Check each line of the material below for "name". Report how many have it, with no other words.

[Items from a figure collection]
[BEGIN]

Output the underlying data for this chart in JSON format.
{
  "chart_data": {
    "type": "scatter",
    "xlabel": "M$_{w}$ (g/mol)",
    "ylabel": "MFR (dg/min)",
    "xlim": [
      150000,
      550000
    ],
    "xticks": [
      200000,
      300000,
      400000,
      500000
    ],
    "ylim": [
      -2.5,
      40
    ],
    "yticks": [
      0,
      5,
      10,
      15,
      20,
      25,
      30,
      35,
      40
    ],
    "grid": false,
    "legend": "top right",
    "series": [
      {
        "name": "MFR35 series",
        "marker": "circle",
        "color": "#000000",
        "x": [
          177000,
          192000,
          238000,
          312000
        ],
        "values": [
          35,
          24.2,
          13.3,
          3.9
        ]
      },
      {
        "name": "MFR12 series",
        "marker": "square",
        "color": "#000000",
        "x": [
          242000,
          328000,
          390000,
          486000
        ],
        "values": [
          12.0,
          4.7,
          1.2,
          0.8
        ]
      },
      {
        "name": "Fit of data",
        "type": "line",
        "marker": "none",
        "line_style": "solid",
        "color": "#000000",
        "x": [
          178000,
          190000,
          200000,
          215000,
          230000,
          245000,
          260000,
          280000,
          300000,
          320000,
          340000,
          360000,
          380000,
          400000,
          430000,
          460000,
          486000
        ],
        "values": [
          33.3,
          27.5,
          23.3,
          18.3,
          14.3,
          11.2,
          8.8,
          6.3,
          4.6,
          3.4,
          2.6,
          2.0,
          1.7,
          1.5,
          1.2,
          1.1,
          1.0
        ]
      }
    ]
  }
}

[END]

Solution below. 3